___ Source material
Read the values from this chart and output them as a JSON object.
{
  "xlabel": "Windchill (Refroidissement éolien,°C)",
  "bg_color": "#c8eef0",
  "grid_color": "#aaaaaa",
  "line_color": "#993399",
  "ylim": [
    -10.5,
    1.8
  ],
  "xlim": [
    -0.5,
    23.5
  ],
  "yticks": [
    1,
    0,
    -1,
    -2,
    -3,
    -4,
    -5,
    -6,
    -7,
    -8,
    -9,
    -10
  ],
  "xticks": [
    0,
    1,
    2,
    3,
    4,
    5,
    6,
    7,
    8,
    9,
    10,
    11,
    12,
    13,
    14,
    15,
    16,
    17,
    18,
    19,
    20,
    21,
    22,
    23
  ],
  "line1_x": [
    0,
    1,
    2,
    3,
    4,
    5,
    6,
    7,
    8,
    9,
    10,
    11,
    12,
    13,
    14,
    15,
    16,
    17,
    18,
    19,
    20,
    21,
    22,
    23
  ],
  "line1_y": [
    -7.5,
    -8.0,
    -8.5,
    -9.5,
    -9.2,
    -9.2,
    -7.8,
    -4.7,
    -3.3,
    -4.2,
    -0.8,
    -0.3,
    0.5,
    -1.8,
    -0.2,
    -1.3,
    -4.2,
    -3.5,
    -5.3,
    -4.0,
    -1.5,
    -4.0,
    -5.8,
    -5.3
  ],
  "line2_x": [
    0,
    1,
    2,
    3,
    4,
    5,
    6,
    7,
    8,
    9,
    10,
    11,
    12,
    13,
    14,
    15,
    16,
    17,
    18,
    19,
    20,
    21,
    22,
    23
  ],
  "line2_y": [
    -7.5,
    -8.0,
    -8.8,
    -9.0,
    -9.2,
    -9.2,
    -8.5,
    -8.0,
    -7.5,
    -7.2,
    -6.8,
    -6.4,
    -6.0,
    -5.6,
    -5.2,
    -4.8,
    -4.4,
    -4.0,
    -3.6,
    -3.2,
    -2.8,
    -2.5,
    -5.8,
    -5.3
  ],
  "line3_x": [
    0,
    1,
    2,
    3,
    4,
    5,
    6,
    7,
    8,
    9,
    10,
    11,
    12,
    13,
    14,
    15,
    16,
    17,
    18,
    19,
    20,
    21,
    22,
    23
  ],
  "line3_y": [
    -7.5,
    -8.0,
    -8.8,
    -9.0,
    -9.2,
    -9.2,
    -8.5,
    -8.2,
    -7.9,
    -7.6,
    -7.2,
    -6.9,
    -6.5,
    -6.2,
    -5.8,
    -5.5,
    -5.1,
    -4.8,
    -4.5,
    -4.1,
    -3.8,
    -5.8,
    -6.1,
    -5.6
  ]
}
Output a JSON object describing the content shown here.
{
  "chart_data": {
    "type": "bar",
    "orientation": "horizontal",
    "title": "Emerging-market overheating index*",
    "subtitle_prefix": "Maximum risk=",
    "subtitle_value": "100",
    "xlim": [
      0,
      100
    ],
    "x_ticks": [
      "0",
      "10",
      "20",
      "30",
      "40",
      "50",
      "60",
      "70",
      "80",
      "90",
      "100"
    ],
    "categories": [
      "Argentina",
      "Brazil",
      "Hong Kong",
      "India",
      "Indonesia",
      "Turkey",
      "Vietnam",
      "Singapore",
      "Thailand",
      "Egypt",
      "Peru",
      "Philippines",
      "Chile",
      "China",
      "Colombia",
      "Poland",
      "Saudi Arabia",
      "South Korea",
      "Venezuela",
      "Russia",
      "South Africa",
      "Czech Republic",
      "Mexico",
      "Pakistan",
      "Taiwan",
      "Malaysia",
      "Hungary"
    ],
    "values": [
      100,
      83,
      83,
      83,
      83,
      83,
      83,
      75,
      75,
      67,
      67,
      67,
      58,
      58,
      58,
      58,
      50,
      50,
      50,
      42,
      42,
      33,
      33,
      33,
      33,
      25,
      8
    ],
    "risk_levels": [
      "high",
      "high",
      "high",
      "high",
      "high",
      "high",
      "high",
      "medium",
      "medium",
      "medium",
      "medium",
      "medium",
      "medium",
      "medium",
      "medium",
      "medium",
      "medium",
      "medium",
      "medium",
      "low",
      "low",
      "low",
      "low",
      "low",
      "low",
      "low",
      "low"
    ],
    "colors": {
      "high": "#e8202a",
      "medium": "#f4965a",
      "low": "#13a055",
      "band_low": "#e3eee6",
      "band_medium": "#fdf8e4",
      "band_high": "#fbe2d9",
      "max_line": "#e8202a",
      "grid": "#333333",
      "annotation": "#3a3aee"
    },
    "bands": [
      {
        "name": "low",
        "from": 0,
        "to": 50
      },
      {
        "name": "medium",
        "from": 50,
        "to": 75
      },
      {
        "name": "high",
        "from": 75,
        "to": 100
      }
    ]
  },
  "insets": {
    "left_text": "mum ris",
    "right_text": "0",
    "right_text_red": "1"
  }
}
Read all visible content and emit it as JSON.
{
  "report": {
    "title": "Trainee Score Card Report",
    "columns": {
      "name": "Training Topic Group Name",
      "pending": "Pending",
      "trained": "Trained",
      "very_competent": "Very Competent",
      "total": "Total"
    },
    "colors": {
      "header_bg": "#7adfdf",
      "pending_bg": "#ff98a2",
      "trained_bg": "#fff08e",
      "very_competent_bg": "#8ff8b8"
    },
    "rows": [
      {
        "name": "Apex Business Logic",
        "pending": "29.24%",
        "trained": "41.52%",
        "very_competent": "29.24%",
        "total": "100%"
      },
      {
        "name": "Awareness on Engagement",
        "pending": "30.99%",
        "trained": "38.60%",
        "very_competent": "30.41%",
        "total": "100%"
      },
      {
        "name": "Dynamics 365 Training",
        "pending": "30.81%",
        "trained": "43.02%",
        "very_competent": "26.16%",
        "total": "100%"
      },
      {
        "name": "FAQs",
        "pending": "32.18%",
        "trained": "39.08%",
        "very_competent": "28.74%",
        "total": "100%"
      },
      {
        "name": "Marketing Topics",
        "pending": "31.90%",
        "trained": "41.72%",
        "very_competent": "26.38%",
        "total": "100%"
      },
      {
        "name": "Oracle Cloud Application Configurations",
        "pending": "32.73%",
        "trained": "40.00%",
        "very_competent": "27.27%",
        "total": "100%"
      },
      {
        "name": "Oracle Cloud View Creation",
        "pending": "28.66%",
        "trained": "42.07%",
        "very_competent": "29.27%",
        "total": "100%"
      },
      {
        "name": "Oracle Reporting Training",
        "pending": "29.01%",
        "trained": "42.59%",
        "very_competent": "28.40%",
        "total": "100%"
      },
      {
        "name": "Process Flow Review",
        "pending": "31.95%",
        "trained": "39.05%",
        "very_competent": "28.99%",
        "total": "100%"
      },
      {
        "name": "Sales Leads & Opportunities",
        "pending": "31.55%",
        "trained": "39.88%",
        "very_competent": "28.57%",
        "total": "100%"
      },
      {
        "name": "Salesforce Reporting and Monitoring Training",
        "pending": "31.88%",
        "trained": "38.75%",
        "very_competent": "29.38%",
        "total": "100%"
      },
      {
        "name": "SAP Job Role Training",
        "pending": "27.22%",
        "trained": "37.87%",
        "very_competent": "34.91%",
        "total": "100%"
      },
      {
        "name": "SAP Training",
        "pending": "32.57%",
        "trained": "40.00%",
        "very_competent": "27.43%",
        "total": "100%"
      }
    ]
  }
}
______
=== Directions ===
All of the material must be reproduced exactly.

=== Written reply ===
Read the values from this chart and output them as a JSON object.
{
  "xlabel": "Windchill (Refroidissement éolien,°C)",
  "bg_color": "#c8eef0",
  "grid_color": "#aaaaaa",
  "line_color": "#993399",
  "ylim": [
    -10.5,
    1.8
  ],
  "xlim": [
    -0.5,
    23.5
  ],
  "yticks": [
    1,
    0,
    -1,
    -2,
    -3,
    -4,
    -5,
    -6,
    -7,
    -8,
    -9,
    -10
  ],
  "xticks": [
    0,
    1,
    2,
    3,
    4,
    5,
    6,
    7,
    8,
    9,
    10,
    11,
    12,
    13,
    14,
    15,
    16,
    17,
    18,
    19,
    20,
    21,
    22,
    23
  ],
  "line1_x": [
    0,
    1,
    2,
    3,
    4,
    5,
    6,
    7,
    8,
    9,
    10,
    11,
    12,
    13,
    14,
    15,
    16,
    17,
    18,
    19,
    20,
    21,
    22,
    23
  ],
  "line1_y": [
    -7.5,
    -8.0,
    -8.5,
    -9.5,
    -9.2,
    -9.2,
    -7.8,
    -4.7,
    -3.3,
    -4.2,
    -0.8,
    -0.3,
    0.5,
    -1.8,
    -0.2,
    -1.3,
    -4.2,
    -3.5,
    -5.3,
    -4.0,
    -1.5,
    -4.0,
    -5.8,
    -5.3
  ],
  "line2_x": [
    0,
    1,
    2,
    3,
    4,
    5,
    6,
    7,
    8,
    9,
    10,
    11,
    12,
    13,
    14,
    15,
    16,
    17,
    18,
    19,
    20,
    21,
    22,
    23
  ],
  "line2_y": [
    -7.5,
    -8.0,
    -8.8,
    -9.0,
    -9.2,
    -9.2,
    -8.5,
    -8.0,
    -7.5,
    -7.2,
    -6.8,
    -6.4,
    -6.0,
    -5.6,
    -5.2,
    -4.8,
    -4.4,
    -4.0,
    -3.6,
    -3.2,
    -2.8,
    -2.5,
    -5.8,
    -5.3
  ],
  "line3_x": [
    0,
    1,
    2,
    3,
    4,
    5,
    6,
    7,
    8,
    9,
    10,
    11,
    12,
    13,
    14,
    15,
    16,
    17,
    18,
    19,
    20,
    21,
    22,
    23
  ],
  "line3_y": [
    -7.5,
    -8.0,
    -8.8,
    -9.0,
    -9.2,
    -9.2,
    -8.5,
    -8.2,
    -7.9,
    -7.6,
    -7.2,
    -6.9,
    -6.5,
    -6.2,
    -5.8,
    -5.5,
    -5.1,
    -4.8,
    -4.5,
    -4.1,
    -3.8,
    -5.8,
    -6.1,
    -5.6
  ]
}
Output a JSON object describing the content shown here.
{
  "chart_data": {
    "type": "bar",
    "orientation": "horizontal",
    "title": "Emerging-market overheating index*",
    "subtitle_prefix": "Maximum risk=",
    "subtitle_value": "100",
    "xlim": [
      0,
      100
    ],
    "x_ticks": [
      "0",
      "10",
      "20",
      "30",
      "40",
      "50",
      "60",
      "70",
      "80",
      "90",
      "100"
    ],
    "categories": [
      "Argentina",
      "Brazil",
      "Hong Kong",
      "India",
      "Indonesia",
      "Turkey",
      "Vietnam",
      "Singapore",
      "Thailand",
      "Egypt",
      "Peru",
      "Philippines",
      "Chile",
      "China",
      "Colombia",
      "Poland",
      "Saudi Arabia",
      "South Korea",
      "Venezuela",
      "Russia",
      "South Africa",
      "Czech Republic",
      "Mexico",
      "Pakistan",
      "Taiwan",
      "Malaysia",
      "Hungary"
    ],
    "values": [
      100,
      83,
      83,
      83,
      83,
      83,
      83,
      75,
      75,
      67,
      67,
      67,
      58,
      58,
      58,
      58,
      50,
      50,
      50,
      42,
      42,
      33,
      33,
      33,
      33,
      25,
      8
    ],
    "risk_levels": [
      "high",
      "high",
      "high",
      "high",
      "high",
      "high",
      "high",
      "medium",
      "medium",
      "medium",
      "medium",
      "medium",
      "medium",
      "medium",
      "medium",
      "medium",
      "medium",
      "medium",
      "medium",
      "low",
      "low",
      "low",
      "low",
      "low",
      "low",
      "low",
      "low"
    ],
    "colors": {
      "high": "#e8202a",
      "medium": "#f4965a",
      "low": "#13a055",
      "band_low": "#e3eee6",
      "band_medium": "#fdf8e4",
      "band_high": "#fbe2d9",
      "max_line": "#e8202a",
      "grid": "#333333",
      "annotation": "#3a3aee"
    },
    "bands": [
      {
        "name": "low",
        "from": 0,
        "to": 50
      },
      {
        "name": "medium",
        "from": 50,
        "to": 75
      },
      {
        "name": "high",
        "from": 75,
        "to": 100
      }
    ]
  },
  "insets": {
    "left_text": "mum ris",
    "right_text": "0",
    "right_text_red": "1"
  }
}
Read all visible content and emit it as JSON.
{
  "report": {
    "title": "Trainee Score Card Report",
    "columns": {
      "name": "Training Topic Group Name",
      "pending": "Pending",
      "trained": "Trained",
      "very_competent": "Very Competent",
      "total": "Total"
    },
    "colors": {
      "header_bg": "#7adfdf",
      "pending_bg": "#ff98a2",
      "trained_bg": "#fff08e",
      "very_competent_bg": "#8ff8b8"
    },
    "rows": [
      {
        "name": "Apex Business Logic",
        "pending": "29.24%",
        "trained": "41.52%",
        "very_competent": "29.24%",
        "total": "100%"
      },
      {
        "name": "Awareness on Engagement",
        "pending": "30.99%",
        "trained": "38.60%",
        "very_competent": "30.41%",
        "total": "100%"
      },
      {
        "name": "Dynamics 365 Training",
        "pending": "30.81%",
        "trained": "43.02%",
        "very_competent": "26.16%",
        "total": "100%"
      },
      {
        "name": "FAQs",
        "pending": "32.18%",
        "trained": "39.08%",
        "very_competent": "28.74%",
        "total": "100%"
      },
      {
        "name": "Marketing Topics",
        "pending": "31.90%",
        "trained": "41.72%",
        "very_competent": "26.38%",
        "total": "100%"
      },
      {
        "name": "Oracle Cloud Application Configurations",
        "pending": "32.73%",
        "trained": "40.00%",
        "very_competent": "27.27%",
        "total": "100%"
      },
      {
        "name": "Oracle Cloud View Creation",
        "pending": "28.66%",
        "trained": "42.07%",
        "very_competent": "29.27%",
        "total": "100%"
      },
      {
        "name": "Oracle Reporting Training",
        "pending": "29.01%",
        "trained": "42.59%",
        "very_competent": "28.40%",
        "total": "100%"
      },
      {
        "name": "Process Flow Review",
        "pending": "31.95%",
        "trained": "39.05%",
        "very_competent": "28.99%",
        "total": "100%"
      },
      {
        "name": "Sales Leads & Opportunities",
        "pending": "31.55%",
        "trained": "39.88%",
        "very_competent": "28.57%",
        "total": "100%"
      },
      {
        "name": "Salesforce Reporting and Monitoring Training",
        "pending": "31.88%",
        "trained": "38.75%",
        "very_competent": "29.38%",
        "total": "100%"
      },
      {
        "name": "SAP Job Role Training",
        "pending": "27.22%",
        "trained": "37.87%",
        "very_competent": "34.91%",
        "total": "100%"
      },
      {
        "name": "SAP Training",
        "pending": "32.57%",
        "trained": "40.00%",
        "very_competent": "27.43%",
        "total": "100%"
      }
    ]
  }
}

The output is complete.